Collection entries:
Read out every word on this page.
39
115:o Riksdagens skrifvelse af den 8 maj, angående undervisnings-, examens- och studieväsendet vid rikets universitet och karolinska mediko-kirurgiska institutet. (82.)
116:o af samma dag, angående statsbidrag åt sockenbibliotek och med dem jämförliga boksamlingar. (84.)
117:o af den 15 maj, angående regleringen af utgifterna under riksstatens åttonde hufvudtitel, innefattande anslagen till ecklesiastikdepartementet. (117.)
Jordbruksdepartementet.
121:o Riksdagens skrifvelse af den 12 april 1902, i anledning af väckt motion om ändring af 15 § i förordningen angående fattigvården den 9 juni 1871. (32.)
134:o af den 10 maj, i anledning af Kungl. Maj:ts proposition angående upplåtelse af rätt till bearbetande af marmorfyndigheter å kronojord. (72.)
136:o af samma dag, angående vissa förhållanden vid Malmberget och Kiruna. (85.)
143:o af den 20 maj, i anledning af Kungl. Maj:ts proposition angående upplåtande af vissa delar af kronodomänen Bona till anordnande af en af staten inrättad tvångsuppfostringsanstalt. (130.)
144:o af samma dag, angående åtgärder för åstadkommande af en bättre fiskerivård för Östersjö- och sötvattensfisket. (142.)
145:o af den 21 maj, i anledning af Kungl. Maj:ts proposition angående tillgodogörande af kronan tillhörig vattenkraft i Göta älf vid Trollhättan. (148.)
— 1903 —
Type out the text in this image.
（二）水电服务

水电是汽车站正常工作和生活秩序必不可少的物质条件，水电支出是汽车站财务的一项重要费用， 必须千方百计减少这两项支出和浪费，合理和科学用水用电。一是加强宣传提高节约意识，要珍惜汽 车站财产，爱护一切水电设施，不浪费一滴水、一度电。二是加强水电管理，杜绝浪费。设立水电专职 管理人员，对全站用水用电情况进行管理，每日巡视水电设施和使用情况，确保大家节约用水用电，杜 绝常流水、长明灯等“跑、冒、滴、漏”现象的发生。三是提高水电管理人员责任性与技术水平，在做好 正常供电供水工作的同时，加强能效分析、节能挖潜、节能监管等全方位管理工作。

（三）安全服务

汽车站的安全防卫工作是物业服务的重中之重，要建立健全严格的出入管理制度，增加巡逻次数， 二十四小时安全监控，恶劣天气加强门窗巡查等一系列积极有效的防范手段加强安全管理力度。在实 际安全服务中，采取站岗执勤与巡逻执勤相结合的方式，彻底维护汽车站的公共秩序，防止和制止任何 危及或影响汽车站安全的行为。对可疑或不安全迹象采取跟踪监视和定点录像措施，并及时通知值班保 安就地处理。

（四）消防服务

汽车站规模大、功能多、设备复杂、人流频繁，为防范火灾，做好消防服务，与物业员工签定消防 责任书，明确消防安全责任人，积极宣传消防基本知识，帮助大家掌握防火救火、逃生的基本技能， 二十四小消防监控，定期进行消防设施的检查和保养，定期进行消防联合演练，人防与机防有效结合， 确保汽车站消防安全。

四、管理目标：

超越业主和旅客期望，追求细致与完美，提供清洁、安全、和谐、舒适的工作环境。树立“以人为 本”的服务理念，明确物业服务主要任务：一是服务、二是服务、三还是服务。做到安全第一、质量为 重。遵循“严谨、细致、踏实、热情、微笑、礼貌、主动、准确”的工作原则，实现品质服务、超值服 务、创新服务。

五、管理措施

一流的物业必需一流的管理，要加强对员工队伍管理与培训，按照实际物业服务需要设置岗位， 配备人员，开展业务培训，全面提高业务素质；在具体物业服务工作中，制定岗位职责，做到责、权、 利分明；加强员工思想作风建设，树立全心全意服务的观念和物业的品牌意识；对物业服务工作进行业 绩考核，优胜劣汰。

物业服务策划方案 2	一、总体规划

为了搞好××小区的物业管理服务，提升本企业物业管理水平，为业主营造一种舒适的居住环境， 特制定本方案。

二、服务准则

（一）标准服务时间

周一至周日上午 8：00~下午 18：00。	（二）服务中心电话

§ Requirement: Extract the full set of entries word for word.

§ Response to this exercise:
Read out every word on this page.
39
115:o Riksdagens skrifvelse af den 8 maj, angående undervisnings-, examens- och studieväsendet vid rikets universitet och karolinska mediko-kirurgiska institutet. (82.)
116:o af samma dag, angående statsbidrag åt sockenbibliotek och med dem jämförliga boksamlingar. (84.)
117:o af den 15 maj, angående regleringen af utgifterna under riksstatens åttonde hufvudtitel, innefattande anslagen till ecklesiastikdepartementet. (117.)
Jordbruksdepartementet.
121:o Riksdagens skrifvelse af den 12 april 1902, i anledning af väckt motion om ändring af 15 § i förordningen angående fattigvården den 9 juni 1871. (32.)
134:o af den 10 maj, i anledning af Kungl. Maj:ts proposition angående upplåtelse af rätt till bearbetande af marmorfyndigheter å kronojord. (72.)
136:o af samma dag, angående vissa förhållanden vid Malmberget och Kiruna. (85.)
143:o af den 20 maj, i anledning af Kungl. Maj:ts proposition angående upplåtande af vissa delar af kronodomänen Bona till anordnande af en af staten inrättad tvångsuppfostringsanstalt. (130.)
144:o af samma dag, angående åtgärder för åstadkommande af en bättre fiskerivård för Östersjö- och sötvattensfisket. (142.)
145:o af den 21 maj, i anledning af Kungl. Maj:ts proposition angående tillgodogörande af kronan tillhörig vattenkraft i Göta älf vid Trollhättan. (148.)
— 1903 —
Type out the text in this image.
（二）水电服务

水电是汽车站正常工作和生活秩序必不可少的物质条件，水电支出是汽车站财务的一项重要费用， 必须千方百计减少这两项支出和浪费，合理和科学用水用电。一是加强宣传提高节约意识，要珍惜汽 车站财产，爱护一切水电设施，不浪费一滴水、一度电。二是加强水电管理，杜绝浪费。设立水电专职 管理人员，对全站用水用电情况进行管理，每日巡视水电设施和使用情况，确保大家节约用水用电，杜 绝常流水、长明灯等“跑、冒、滴、漏”现象的发生。三是提高水电管理人员责任性与技术水平，在做好 正常供电供水工作的同时，加强能效分析、节能挖潜、节能监管等全方位管理工作。

（三）安全服务

汽车站的安全防卫工作是物业服务的重中之重，要建立健全严格的出入管理制度，增加巡逻次数， 二十四小时安全监控，恶劣天气加强门窗巡查等一系列积极有效的防范手段加强安全管理力度。在实 际安全服务中，采取站岗执勤与巡逻执勤相结合的方式，彻底维护汽车站的公共秩序，防止和制止任何 危及或影响汽车站安全的行为。对可疑或不安全迹象采取跟踪监视和定点录像措施，并及时通知值班保 安就地处理。

（四）消防服务

汽车站规模大、功能多、设备复杂、人流频繁，为防范火灾，做好消防服务，与物业员工签定消防 责任书，明确消防安全责任人，积极宣传消防基本知识，帮助大家掌握防火救火、逃生的基本技能， 二十四小消防监控，定期进行消防设施的检查和保养，定期进行消防联合演练，人防与机防有效结合， 确保汽车站消防安全。

四、管理目标：

超越业主和旅客期望，追求细致与完美，提供清洁、安全、和谐、舒适的工作环境。树立“以人为 本”的服务理念，明确物业服务主要任务：一是服务、二是服务、三还是服务。做到安全第一、质量为 重。遵循“严谨、细致、踏实、热情、微笑、礼貌、主动、准确”的工作原则，实现品质服务、超值服 务、创新服务。

五、管理措施

一流的物业必需一流的管理，要加强对员工队伍管理与培训，按照实际物业服务需要设置岗位， 配备人员，开展业务培训，全面提高业务素质；在具体物业服务工作中，制定岗位职责，做到责、权、 利分明；加强员工思想作风建设，树立全心全意服务的观念和物业的品牌意识；对物业服务工作进行业 绩考核，优胜劣汰。

物业服务策划方案 2	一、总体规划

为了搞好××小区的物业管理服务，提升本企业物业管理水平，为业主营造一种舒适的居住环境， 特制定本方案。

二、服务准则

（一）标准服务时间

周一至周日上午 8：00~下午 18：00。	（二）服务中心电话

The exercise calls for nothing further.